**Work required:** Using the listing below, extract each line that has the word "ekskresi" in it.

**Input data:**
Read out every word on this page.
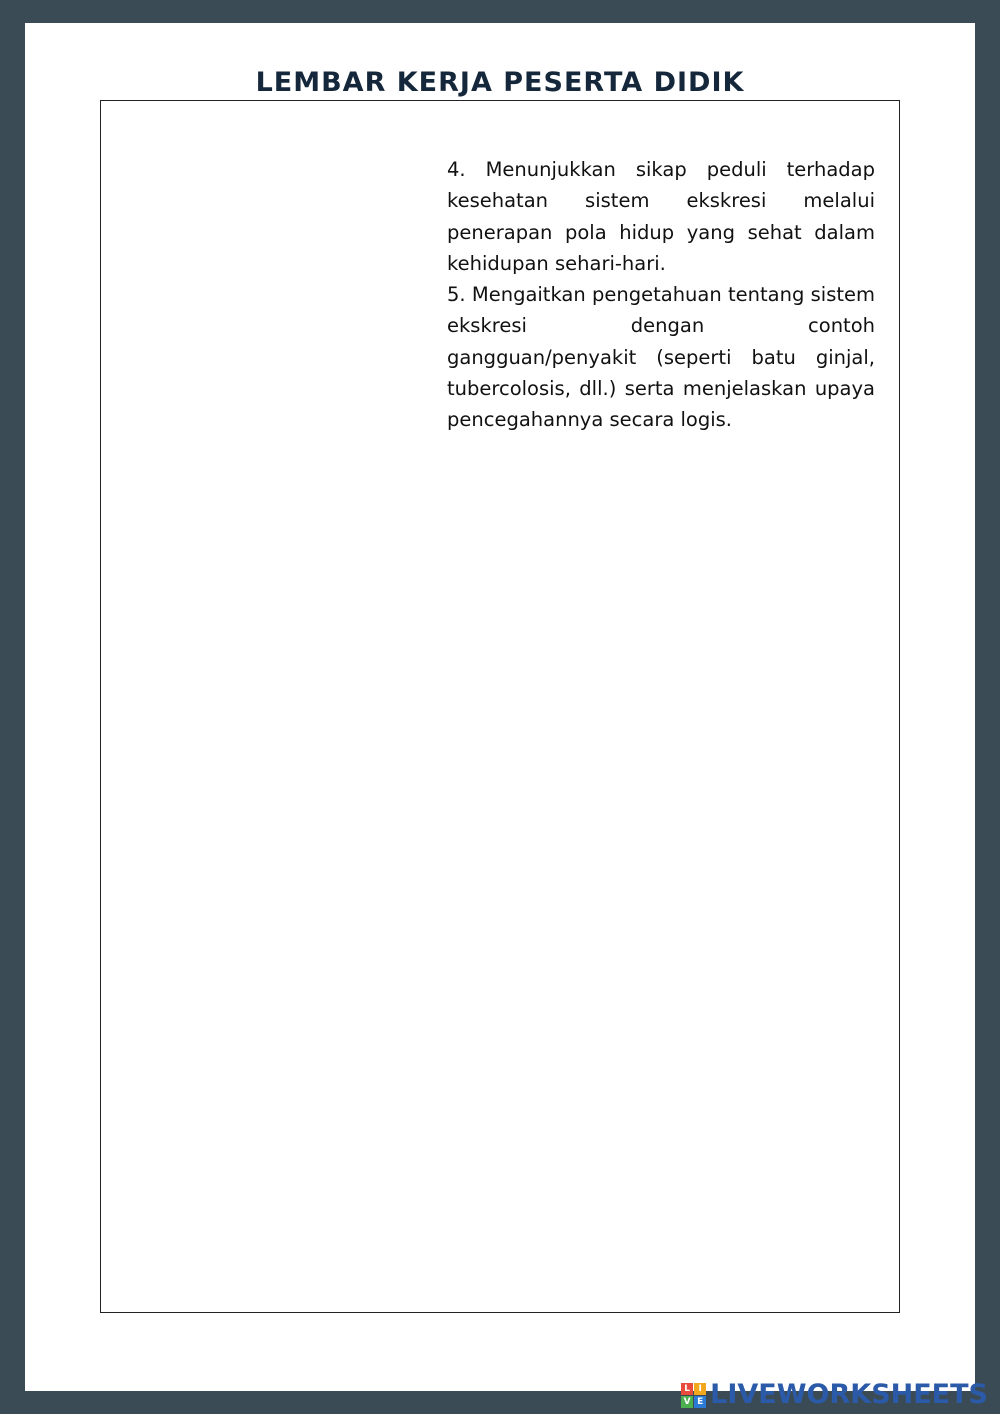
LEMBAR KERJA PESERTA DIDIK
4. Menunjukkan sikap peduli terhadap kesehatan sistem ekskresi melalui penerapan pola hidup yang sehat dalam kehidupan sehari-hari.
5. Mengaitkan pengetahuan tentang sistem ekskresi dengan contoh gangguan/penyakit (seperti batu ginjal, tubercolosis, dll.) serta menjelaskan upaya pencegahannya secara logis.
L I
V E LIVEWORKSHEETS
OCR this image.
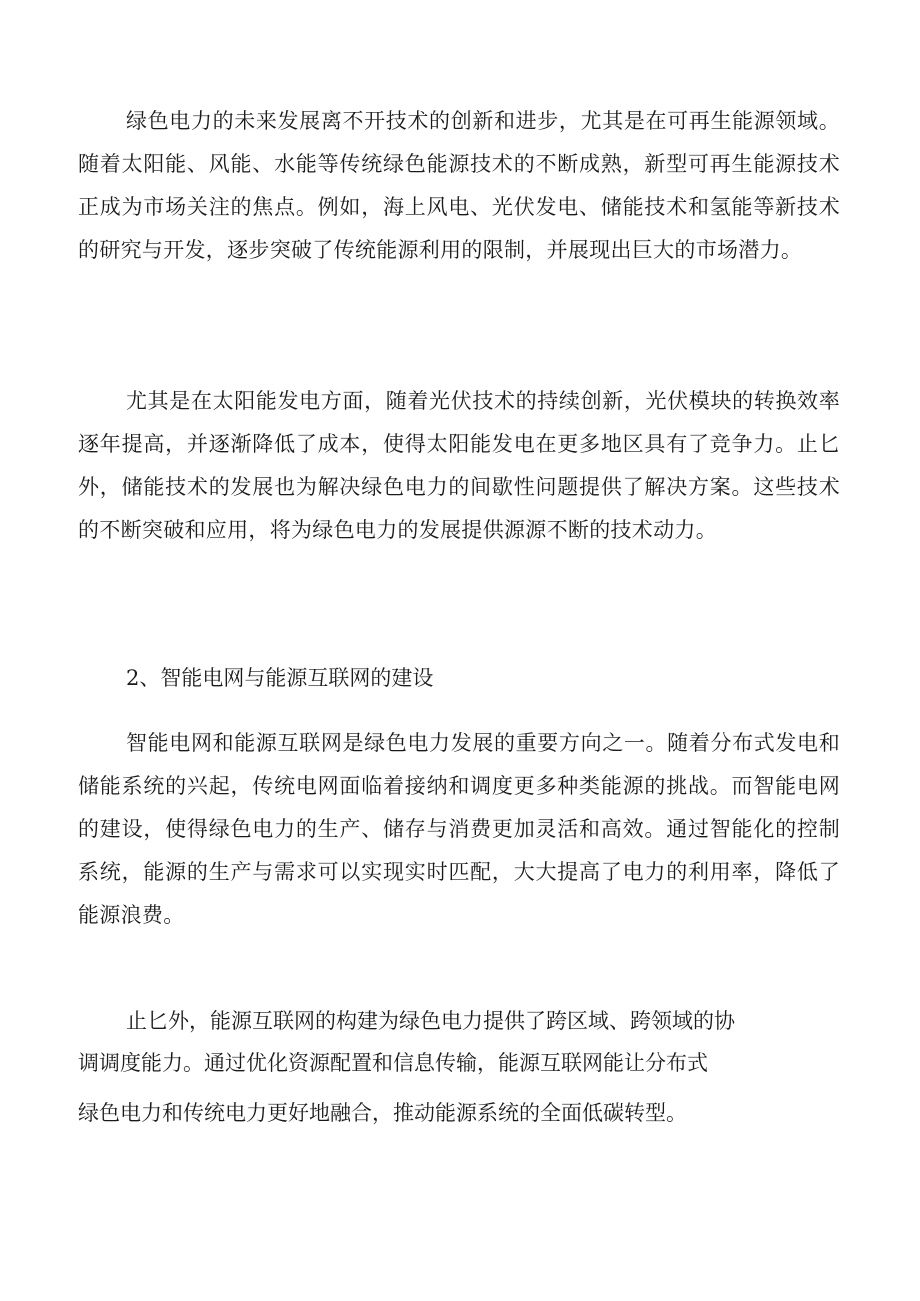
绿色电力的未来发展离不开技术的创新和进步，尤其是在可再生能源领域。随着太阳能、风能、水能等传统绿色能源技术的不断成熟，新型可再生能源技术正成为市场关注的焦点。例如，海上风电、光伏发电、储能技术和氢能等新技术的研究与开发，逐步突破了传统能源利用的限制，并展现出巨大的市场潜力。

尤其是在太阳能发电方面，随着光伏技术的持续创新，光伏模块的转换效率逐年提高，并逐渐降低了成本，使得太阳能发电在更多地区具有了竞争力。止匕外，储能技术的发展也为解决绿色电力的间歇性问题提供了解决方案。这些技术的不断突破和应用，将为绿色电力的发展提供源源不断的技术动力。

2、智能电网与能源互联网的建设

智能电网和能源互联网是绿色电力发展的重要方向之一。随着分布式发电和储能系统的兴起，传统电网面临着接纳和调度更多种类能源的挑战。而智能电网的建设，使得绿色电力的生产、储存与消费更加灵活和高效。通过智能化的控制系统，能源的生产与需求可以实现实时匹配，大大提高了电力的利用率，降低了能源浪费。

止匕外，能源互联网的构建为绿色电力提供了跨区域、跨领域的协

调调度能力。通过优化资源配置和信息传输，能源互联网能让分布式

绿色电力和传统电力更好地融合，推动能源系统的全面低碳转型。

**Correct response:**
4. Menunjukkan sikap peduli terhadap kesehatan sistem ekskresi melalui penerapan pola hidup yang sehat dalam kehidupan sehari-hari.
5. Mengaitkan pengetahuan tentang sistem ekskresi dengan contoh gangguan/penyakit (seperti batu ginjal, tubercolosis, dll.) serta menjelaskan upaya pencegahannya secara logis.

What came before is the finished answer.